- _Entries shown_
....

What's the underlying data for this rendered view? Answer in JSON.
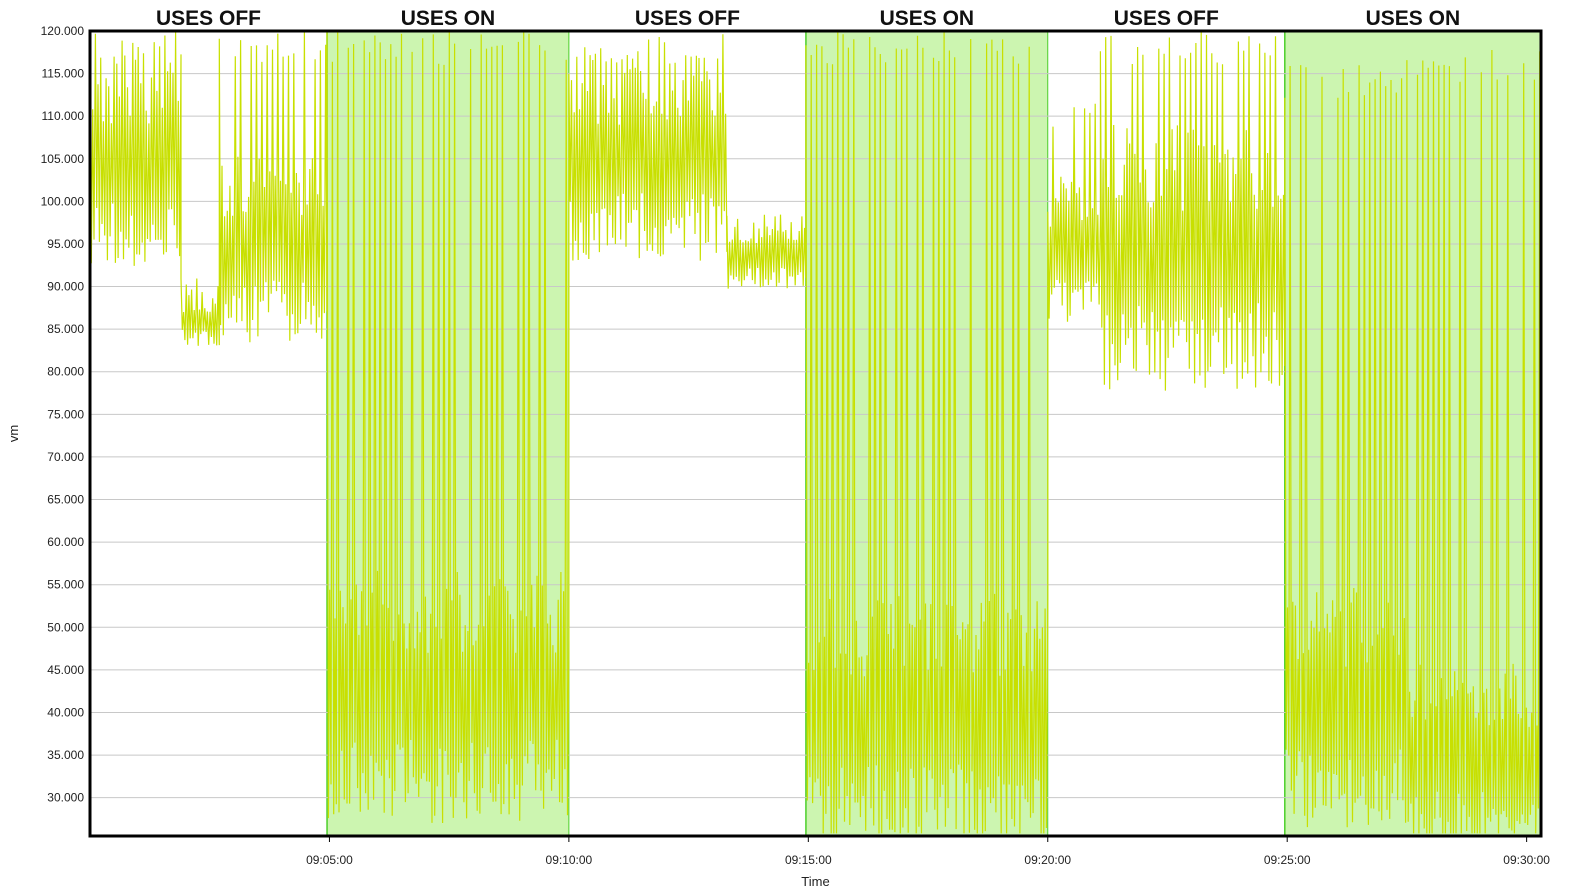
{
  "chart_data": {
    "type": "line",
    "xlabel": "Time",
    "ylabel": "vm",
    "ylim": [
      25.5,
      120
    ],
    "y_ticks": [
      "30.000",
      "35.000",
      "40.000",
      "45.000",
      "50.000",
      "55.000",
      "60.000",
      "65.000",
      "70.000",
      "75.000",
      "80.000",
      "85.000",
      "90.000",
      "95.000",
      "100.000",
      "105.000",
      "110.000",
      "115.000",
      "120.000"
    ],
    "x_ticks": [
      "09:05:00",
      "09:10:00",
      "09:15:00",
      "09:20:00",
      "09:25:00",
      "09:30:00"
    ],
    "x_range_minutes": [
      0,
      30.3
    ],
    "grid": true,
    "colors": {
      "series": "#c8e000",
      "band_fill": "#ccf5b0",
      "band_edge": "#4ccf2a",
      "grid": "#c8c8c8",
      "frame": "#000000"
    },
    "bands": [
      {
        "label": "USES OFF",
        "state": "off",
        "start_min": 0,
        "end_min": 4.95
      },
      {
        "label": "USES ON",
        "state": "on",
        "start_min": 4.95,
        "end_min": 10.0
      },
      {
        "label": "USES OFF",
        "state": "off",
        "start_min": 10.0,
        "end_min": 14.95
      },
      {
        "label": "USES ON",
        "state": "on",
        "start_min": 14.95,
        "end_min": 20.0
      },
      {
        "label": "USES OFF",
        "state": "off",
        "start_min": 20.0,
        "end_min": 24.95
      },
      {
        "label": "USES ON",
        "state": "on",
        "start_min": 24.95,
        "end_min": 30.3
      }
    ],
    "series": [
      {
        "segments": [
          {
            "start_min": 0.0,
            "end_min": 1.9,
            "base": [
              113,
              96
            ],
            "spike_to": 120
          },
          {
            "start_min": 1.9,
            "end_min": 2.7,
            "base": [
              88,
              84
            ],
            "spike_to": 92
          },
          {
            "start_min": 2.7,
            "end_min": 4.95,
            "base": [
              102,
              87
            ],
            "spike_to": 120
          },
          {
            "start_min": 4.95,
            "end_min": 10.0,
            "base": [
              52,
              32
            ],
            "spike_to": 120
          },
          {
            "start_min": 10.0,
            "end_min": 13.3,
            "base": [
              113,
              97
            ],
            "spike_to": 120
          },
          {
            "start_min": 13.3,
            "end_min": 14.95,
            "base": [
              96,
              91
            ],
            "spike_to": 101
          },
          {
            "start_min": 14.95,
            "end_min": 20.0,
            "base": [
              49,
              29
            ],
            "spike_to": 120
          },
          {
            "start_min": 20.0,
            "end_min": 21.1,
            "base": [
              100,
              88
            ],
            "spike_to": 112
          },
          {
            "start_min": 21.1,
            "end_min": 24.95,
            "base": [
              104,
              83
            ],
            "spike_to": 120
          },
          {
            "start_min": 24.95,
            "end_min": 27.5,
            "base": [
              50,
              31
            ],
            "spike_to": 116
          },
          {
            "start_min": 27.5,
            "end_min": 30.3,
            "base": [
              42,
              27
            ],
            "spike_to": 118
          }
        ]
      }
    ]
  }
}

....

- _Exercise prompt_
Copy every entry word for word, but omit the pictures.

- _Result_
What's the underlying data for this rendered view? Answer in JSON.
{
  "chart_data": {
    "type": "line",
    "xlabel": "Time",
    "ylabel": "vm",
    "ylim": [
      25.5,
      120
    ],
    "y_ticks": [
      "30.000",
      "35.000",
      "40.000",
      "45.000",
      "50.000",
      "55.000",
      "60.000",
      "65.000",
      "70.000",
      "75.000",
      "80.000",
      "85.000",
      "90.000",
      "95.000",
      "100.000",
      "105.000",
      "110.000",
      "115.000",
      "120.000"
    ],
    "x_ticks": [
      "09:05:00",
      "09:10:00",
      "09:15:00",
      "09:20:00",
      "09:25:00",
      "09:30:00"
    ],
    "x_range_minutes": [
      0,
      30.3
    ],
    "grid": true,
    "colors": {
      "series": "#c8e000",
      "band_fill": "#ccf5b0",
      "band_edge": "#4ccf2a",
      "grid": "#c8c8c8",
      "frame": "#000000"
    },
    "bands": [
      {
        "label": "USES OFF",
        "state": "off",
        "start_min": 0,
        "end_min": 4.95
      },
      {
        "label": "USES ON",
        "state": "on",
        "start_min": 4.95,
        "end_min": 10.0
      },
      {
        "label": "USES OFF",
        "state": "off",
        "start_min": 10.0,
        "end_min": 14.95
      },
      {
        "label": "USES ON",
        "state": "on",
        "start_min": 14.95,
        "end_min": 20.0
      },
      {
        "label": "USES OFF",
        "state": "off",
        "start_min": 20.0,
        "end_min": 24.95
      },
      {
        "label": "USES ON",
        "state": "on",
        "start_min": 24.95,
        "end_min": 30.3
      }
    ],
    "series": [
      {
        "segments": [
          {
            "start_min": 0.0,
            "end_min": 1.9,
            "base": [
              113,
              96
            ],
            "spike_to": 120
          },
          {
            "start_min": 1.9,
            "end_min": 2.7,
            "base": [
              88,
              84
            ],
            "spike_to": 92
          },
          {
            "start_min": 2.7,
            "end_min": 4.95,
            "base": [
              102,
              87
            ],
            "spike_to": 120
          },
          {
            "start_min": 4.95,
            "end_min": 10.0,
            "base": [
              52,
              32
            ],
            "spike_to": 120
          },
          {
            "start_min": 10.0,
            "end_min": 13.3,
            "base": [
              113,
              97
            ],
            "spike_to": 120
          },
          {
            "start_min": 13.3,
            "end_min": 14.95,
            "base": [
              96,
              91
            ],
            "spike_to": 101
          },
          {
            "start_min": 14.95,
            "end_min": 20.0,
            "base": [
              49,
              29
            ],
            "spike_to": 120
          },
          {
            "start_min": 20.0,
            "end_min": 21.1,
            "base": [
              100,
              88
            ],
            "spike_to": 112
          },
          {
            "start_min": 21.1,
            "end_min": 24.95,
            "base": [
              104,
              83
            ],
            "spike_to": 120
          },
          {
            "start_min": 24.95,
            "end_min": 27.5,
            "base": [
              50,
              31
            ],
            "spike_to": 116
          },
          {
            "start_min": 27.5,
            "end_min": 30.3,
            "base": [
              42,
              27
            ],
            "spike_to": 118
          }
        ]
      }
    ]
  }
}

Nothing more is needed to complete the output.